## [Task input]
.....

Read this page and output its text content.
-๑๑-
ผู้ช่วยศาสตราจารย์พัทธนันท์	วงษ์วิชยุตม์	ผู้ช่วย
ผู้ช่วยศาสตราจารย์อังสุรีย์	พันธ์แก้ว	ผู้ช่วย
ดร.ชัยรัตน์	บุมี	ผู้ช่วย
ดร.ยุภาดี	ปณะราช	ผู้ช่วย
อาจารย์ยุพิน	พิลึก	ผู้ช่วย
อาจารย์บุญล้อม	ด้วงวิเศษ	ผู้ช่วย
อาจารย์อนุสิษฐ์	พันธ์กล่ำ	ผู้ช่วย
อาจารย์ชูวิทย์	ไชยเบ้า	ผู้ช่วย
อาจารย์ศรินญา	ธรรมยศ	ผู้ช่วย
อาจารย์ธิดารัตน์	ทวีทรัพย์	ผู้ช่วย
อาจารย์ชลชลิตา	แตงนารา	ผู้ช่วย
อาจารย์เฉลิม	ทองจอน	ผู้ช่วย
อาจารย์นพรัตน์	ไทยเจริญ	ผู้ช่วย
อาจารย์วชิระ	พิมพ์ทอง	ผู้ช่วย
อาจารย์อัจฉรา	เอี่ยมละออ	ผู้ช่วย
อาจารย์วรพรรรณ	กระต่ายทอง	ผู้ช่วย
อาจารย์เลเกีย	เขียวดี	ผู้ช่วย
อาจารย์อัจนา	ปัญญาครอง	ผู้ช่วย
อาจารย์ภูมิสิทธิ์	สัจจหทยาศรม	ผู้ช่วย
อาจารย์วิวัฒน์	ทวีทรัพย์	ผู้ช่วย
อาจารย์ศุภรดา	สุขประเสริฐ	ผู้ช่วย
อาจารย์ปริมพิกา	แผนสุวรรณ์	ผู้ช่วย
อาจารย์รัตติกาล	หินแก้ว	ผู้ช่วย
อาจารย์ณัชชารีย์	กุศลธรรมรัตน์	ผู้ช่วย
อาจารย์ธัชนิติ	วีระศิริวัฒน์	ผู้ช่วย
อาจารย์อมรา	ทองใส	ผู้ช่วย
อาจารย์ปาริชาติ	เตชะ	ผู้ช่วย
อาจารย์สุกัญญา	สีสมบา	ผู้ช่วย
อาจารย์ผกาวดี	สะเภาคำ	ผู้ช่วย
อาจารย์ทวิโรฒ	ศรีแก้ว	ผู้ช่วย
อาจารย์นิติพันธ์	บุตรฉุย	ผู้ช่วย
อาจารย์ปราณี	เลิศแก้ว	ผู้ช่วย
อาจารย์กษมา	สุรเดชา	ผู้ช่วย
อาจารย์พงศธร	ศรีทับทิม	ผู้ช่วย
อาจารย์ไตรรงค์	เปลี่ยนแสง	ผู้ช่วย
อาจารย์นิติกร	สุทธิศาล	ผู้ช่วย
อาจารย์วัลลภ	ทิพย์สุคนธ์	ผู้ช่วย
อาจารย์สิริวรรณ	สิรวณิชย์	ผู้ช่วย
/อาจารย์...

.....

## [What you should do]
Take the entries above and copy them out exactly.

## [Task response]
Read this page and output its text content.
-๑๑-
ผู้ช่วยศาสตราจารย์พัทธนันท์	วงษ์วิชยุตม์	ผู้ช่วย
ผู้ช่วยศาสตราจารย์อังสุรีย์	พันธ์แก้ว	ผู้ช่วย
ดร.ชัยรัตน์	บุมี	ผู้ช่วย
ดร.ยุภาดี	ปณะราช	ผู้ช่วย
อาจารย์ยุพิน	พิลึก	ผู้ช่วย
อาจารย์บุญล้อม	ด้วงวิเศษ	ผู้ช่วย
อาจารย์อนุสิษฐ์	พันธ์กล่ำ	ผู้ช่วย
อาจารย์ชูวิทย์	ไชยเบ้า	ผู้ช่วย
อาจารย์ศรินญา	ธรรมยศ	ผู้ช่วย
อาจารย์ธิดารัตน์	ทวีทรัพย์	ผู้ช่วย
อาจารย์ชลชลิตา	แตงนารา	ผู้ช่วย
อาจารย์เฉลิม	ทองจอน	ผู้ช่วย
อาจารย์นพรัตน์	ไทยเจริญ	ผู้ช่วย
อาจารย์วชิระ	พิมพ์ทอง	ผู้ช่วย
อาจารย์อัจฉรา	เอี่ยมละออ	ผู้ช่วย
อาจารย์วรพรรรณ	กระต่ายทอง	ผู้ช่วย
อาจารย์เลเกีย	เขียวดี	ผู้ช่วย
อาจารย์อัจนา	ปัญญาครอง	ผู้ช่วย
อาจารย์ภูมิสิทธิ์	สัจจหทยาศรม	ผู้ช่วย
อาจารย์วิวัฒน์	ทวีทรัพย์	ผู้ช่วย
อาจารย์ศุภรดา	สุขประเสริฐ	ผู้ช่วย
อาจารย์ปริมพิกา	แผนสุวรรณ์	ผู้ช่วย
อาจารย์รัตติกาล	หินแก้ว	ผู้ช่วย
อาจารย์ณัชชารีย์	กุศลธรรมรัตน์	ผู้ช่วย
อาจารย์ธัชนิติ	วีระศิริวัฒน์	ผู้ช่วย
อาจารย์อมรา	ทองใส	ผู้ช่วย
อาจารย์ปาริชาติ	เตชะ	ผู้ช่วย
อาจารย์สุกัญญา	สีสมบา	ผู้ช่วย
อาจารย์ผกาวดี	สะเภาคำ	ผู้ช่วย
อาจารย์ทวิโรฒ	ศรีแก้ว	ผู้ช่วย
อาจารย์นิติพันธ์	บุตรฉุย	ผู้ช่วย
อาจารย์ปราณี	เลิศแก้ว	ผู้ช่วย
อาจารย์กษมา	สุรเดชา	ผู้ช่วย
อาจารย์พงศธร	ศรีทับทิม	ผู้ช่วย
อาจารย์ไตรรงค์	เปลี่ยนแสง	ผู้ช่วย
อาจารย์นิติกร	สุทธิศาล	ผู้ช่วย
อาจารย์วัลลภ	ทิพย์สุคนธ์	ผู้ช่วย
อาจารย์สิริวรรณ	สิรวณิชย์	ผู้ช่วย
/อาจารย์...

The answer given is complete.